§ Problem:
Give the records below as a Markdown table with the columns Row and Line. Start with the line containing "Find all labels, buttons, inputs, and", go through the line containing "- provider-select[interactable]: Browser", number each row, and leave out any blank lines.

§ Entries provided:
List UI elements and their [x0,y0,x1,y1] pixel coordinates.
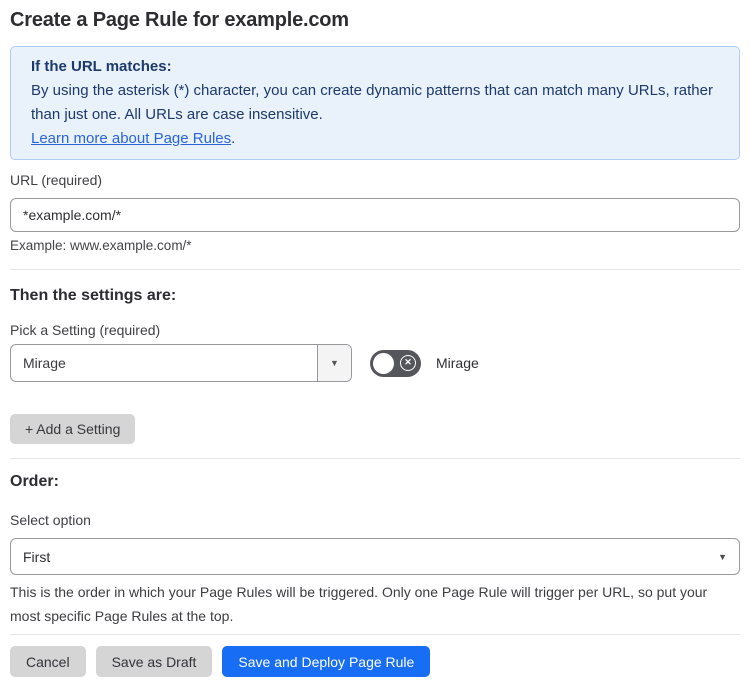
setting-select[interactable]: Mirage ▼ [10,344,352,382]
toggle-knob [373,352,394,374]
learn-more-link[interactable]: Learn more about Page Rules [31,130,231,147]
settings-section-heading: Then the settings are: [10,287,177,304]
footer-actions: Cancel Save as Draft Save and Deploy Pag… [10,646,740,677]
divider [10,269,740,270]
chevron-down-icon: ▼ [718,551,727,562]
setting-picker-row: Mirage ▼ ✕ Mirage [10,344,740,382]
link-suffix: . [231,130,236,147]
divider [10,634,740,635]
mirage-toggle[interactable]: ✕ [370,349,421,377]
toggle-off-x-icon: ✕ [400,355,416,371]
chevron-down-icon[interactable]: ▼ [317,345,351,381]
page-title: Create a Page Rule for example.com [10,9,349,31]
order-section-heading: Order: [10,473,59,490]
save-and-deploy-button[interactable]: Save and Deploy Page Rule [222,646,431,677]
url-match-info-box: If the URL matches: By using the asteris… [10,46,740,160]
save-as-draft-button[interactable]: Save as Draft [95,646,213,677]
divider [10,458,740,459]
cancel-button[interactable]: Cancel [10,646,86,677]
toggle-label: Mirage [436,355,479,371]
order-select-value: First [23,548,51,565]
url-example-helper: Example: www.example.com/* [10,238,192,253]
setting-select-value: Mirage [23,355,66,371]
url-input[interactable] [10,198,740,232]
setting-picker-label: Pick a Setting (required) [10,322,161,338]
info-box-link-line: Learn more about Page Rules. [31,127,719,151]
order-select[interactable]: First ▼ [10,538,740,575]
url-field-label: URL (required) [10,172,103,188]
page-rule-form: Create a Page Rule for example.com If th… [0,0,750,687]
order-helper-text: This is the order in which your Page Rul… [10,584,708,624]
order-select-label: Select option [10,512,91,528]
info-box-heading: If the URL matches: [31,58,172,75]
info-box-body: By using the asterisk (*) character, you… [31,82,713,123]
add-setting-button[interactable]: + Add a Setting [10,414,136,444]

* * *

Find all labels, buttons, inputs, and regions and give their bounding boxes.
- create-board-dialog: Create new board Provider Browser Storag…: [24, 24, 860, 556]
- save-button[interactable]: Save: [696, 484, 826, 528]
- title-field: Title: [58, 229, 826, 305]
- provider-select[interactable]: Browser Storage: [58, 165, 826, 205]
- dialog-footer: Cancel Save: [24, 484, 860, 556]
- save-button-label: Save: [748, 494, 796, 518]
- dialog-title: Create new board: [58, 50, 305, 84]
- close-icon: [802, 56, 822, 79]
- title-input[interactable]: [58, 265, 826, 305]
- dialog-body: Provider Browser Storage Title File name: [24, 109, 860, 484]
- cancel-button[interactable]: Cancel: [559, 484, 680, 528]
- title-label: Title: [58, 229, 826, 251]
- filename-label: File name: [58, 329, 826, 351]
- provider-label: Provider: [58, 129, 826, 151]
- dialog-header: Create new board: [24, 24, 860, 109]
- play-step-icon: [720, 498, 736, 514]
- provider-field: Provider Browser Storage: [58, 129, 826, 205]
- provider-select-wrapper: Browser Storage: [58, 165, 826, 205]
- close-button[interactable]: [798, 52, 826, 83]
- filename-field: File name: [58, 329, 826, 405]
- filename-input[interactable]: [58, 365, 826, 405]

§ Response to this exercise:
| Row | Line |
|---|---|
| 1 | Find all labels, buttons, inputs, and regions and give their bounding boxes. |
| 2 | - create-board-dialog: Create new board Provider Browser Storag…: [24, 24, 860, 556] |
| 3 | - save-button[interactable]: Save: [696, 484, 826, 528] |
| 4 | - title-field: Title: [58, 229, 826, 305] |
| 5 | - provider-select[interactable]: Browser Storage: [58, 165, 826, 205] |